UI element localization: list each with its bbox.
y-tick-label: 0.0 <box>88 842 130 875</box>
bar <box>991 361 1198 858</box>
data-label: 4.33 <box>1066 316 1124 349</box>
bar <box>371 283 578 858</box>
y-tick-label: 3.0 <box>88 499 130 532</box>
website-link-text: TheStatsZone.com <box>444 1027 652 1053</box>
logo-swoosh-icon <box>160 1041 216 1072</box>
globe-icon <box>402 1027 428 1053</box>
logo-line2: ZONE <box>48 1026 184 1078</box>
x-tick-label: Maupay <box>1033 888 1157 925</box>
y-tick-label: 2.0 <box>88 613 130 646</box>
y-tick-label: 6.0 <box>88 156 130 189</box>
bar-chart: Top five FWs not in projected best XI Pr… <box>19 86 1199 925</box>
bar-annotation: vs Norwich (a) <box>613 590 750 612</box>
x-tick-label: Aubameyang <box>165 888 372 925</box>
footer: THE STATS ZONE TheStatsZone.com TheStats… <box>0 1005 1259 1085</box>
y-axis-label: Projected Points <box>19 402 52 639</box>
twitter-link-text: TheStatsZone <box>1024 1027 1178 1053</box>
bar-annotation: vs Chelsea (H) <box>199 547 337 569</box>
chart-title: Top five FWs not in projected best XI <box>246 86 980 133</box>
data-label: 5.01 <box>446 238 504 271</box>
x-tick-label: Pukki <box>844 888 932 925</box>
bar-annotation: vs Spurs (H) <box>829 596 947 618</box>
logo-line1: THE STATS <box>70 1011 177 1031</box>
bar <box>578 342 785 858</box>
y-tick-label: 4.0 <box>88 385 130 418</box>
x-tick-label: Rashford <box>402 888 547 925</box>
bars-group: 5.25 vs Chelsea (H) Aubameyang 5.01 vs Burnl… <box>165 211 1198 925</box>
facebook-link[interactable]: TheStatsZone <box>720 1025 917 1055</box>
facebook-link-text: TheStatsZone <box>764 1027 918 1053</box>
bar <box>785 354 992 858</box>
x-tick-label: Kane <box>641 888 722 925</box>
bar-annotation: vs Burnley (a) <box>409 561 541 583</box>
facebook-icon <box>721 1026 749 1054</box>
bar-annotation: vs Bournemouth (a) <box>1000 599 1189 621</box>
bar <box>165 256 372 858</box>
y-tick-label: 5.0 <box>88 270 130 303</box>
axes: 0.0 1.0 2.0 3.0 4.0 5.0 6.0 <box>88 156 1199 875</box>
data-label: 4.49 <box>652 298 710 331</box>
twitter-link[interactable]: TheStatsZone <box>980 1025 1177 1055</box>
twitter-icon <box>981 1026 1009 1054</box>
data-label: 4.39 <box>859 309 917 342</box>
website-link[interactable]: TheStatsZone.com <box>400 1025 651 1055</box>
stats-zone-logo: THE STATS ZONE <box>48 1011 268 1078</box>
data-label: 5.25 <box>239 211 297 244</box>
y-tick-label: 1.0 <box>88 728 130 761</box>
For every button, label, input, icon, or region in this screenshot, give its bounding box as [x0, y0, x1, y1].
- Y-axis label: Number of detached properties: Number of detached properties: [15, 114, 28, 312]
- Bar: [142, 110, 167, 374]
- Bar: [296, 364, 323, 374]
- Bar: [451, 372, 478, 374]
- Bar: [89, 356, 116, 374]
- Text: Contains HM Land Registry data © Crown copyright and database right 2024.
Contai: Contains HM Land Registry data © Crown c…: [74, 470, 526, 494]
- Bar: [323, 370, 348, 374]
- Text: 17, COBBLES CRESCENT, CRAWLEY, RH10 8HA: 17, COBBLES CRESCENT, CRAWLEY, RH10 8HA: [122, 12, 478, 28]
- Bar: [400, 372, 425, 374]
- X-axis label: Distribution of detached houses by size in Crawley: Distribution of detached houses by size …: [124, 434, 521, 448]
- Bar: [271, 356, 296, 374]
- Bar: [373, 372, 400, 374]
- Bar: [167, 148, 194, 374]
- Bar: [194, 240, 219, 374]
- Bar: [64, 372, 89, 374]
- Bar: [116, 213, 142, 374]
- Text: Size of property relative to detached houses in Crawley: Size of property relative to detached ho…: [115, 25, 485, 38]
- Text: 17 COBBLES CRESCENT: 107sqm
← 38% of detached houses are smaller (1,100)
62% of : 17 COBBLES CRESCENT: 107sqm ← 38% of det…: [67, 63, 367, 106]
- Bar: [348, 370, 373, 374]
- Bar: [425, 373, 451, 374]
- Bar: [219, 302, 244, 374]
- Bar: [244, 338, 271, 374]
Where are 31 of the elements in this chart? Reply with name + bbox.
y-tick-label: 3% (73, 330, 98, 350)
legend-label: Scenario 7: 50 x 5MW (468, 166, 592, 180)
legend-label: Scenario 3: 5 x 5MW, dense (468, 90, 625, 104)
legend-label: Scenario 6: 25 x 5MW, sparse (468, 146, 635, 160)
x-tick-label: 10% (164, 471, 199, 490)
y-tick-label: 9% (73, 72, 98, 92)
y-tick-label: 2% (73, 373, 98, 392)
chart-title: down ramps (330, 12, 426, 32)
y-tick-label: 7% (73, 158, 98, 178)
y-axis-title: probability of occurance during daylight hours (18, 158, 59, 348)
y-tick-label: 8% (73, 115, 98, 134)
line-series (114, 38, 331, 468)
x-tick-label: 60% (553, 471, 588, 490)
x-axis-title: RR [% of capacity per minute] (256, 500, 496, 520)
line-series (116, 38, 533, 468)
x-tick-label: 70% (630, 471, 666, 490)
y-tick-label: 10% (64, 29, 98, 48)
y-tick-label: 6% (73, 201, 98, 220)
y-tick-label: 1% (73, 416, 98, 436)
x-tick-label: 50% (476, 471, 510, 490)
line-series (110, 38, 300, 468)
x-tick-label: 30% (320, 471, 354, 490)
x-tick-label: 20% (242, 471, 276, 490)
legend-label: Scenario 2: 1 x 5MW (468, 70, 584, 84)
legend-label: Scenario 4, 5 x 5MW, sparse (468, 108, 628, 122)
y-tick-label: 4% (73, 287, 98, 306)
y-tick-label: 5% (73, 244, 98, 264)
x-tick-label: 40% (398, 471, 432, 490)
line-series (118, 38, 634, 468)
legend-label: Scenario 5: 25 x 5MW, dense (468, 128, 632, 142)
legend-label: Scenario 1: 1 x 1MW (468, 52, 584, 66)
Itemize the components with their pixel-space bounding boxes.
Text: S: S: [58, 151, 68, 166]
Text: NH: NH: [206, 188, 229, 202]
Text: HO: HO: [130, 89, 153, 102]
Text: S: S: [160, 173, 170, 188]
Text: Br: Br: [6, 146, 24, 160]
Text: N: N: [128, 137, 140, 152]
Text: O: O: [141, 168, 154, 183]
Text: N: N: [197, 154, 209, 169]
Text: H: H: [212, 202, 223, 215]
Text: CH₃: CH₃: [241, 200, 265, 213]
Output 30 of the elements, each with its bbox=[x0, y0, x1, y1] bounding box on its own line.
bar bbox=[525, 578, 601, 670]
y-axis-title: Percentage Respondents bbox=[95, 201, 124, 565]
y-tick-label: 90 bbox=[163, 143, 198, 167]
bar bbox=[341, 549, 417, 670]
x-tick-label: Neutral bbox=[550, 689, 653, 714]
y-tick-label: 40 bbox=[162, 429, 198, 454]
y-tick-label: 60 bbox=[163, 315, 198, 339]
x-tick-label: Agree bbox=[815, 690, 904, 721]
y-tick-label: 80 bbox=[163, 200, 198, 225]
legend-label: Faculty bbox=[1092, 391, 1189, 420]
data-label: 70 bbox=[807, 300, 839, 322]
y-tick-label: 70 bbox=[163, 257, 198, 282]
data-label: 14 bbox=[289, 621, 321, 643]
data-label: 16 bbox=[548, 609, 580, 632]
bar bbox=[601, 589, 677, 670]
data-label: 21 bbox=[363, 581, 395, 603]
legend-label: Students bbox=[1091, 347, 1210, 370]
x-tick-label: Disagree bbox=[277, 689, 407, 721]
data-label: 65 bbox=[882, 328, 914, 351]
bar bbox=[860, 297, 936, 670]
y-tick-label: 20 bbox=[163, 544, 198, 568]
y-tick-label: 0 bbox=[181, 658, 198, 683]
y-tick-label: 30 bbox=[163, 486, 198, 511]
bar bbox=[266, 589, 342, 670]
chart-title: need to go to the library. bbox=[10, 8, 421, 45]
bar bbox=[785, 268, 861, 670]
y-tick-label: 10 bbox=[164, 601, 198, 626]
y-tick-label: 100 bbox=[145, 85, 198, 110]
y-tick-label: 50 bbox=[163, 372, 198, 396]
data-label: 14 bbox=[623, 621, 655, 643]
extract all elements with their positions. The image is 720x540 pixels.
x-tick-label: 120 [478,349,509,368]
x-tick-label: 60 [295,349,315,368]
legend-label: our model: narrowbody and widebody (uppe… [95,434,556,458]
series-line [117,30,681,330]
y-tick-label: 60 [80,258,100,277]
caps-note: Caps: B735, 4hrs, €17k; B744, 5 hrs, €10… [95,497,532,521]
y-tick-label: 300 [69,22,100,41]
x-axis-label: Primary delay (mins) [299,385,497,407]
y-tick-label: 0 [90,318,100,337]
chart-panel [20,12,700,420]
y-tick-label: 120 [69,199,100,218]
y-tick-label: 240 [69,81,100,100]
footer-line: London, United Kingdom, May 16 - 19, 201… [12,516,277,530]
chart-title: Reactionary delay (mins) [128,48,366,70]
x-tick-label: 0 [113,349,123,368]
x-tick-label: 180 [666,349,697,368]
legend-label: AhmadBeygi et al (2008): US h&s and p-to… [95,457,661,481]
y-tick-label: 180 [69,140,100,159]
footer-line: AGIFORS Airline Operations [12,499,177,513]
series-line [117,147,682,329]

- [EXERCISE REQUIREMENTS]: Please rewrite the listing from its first line down to the line with "logo-line2: ZONE <box>48 1026 184 1078</box>", replacing "bar" with "column" and leaving everything else unchanged.

- [OUTPUT]:
UI element localization: list each with its bbox.
y-tick-label: 0.0 <box>88 842 130 875</box>
column <box>991 361 1198 858</box>
data-label: 4.33 <box>1066 316 1124 349</box>
column <box>371 283 578 858</box>
y-tick-label: 3.0 <box>88 499 130 532</box>
website-link-text: TheStatsZone.com <box>444 1027 652 1053</box>
logo-swoosh-icon <box>160 1041 216 1072</box>
globe-icon <box>402 1027 428 1053</box>
logo-line2: ZONE <box>48 1026 184 1078</box>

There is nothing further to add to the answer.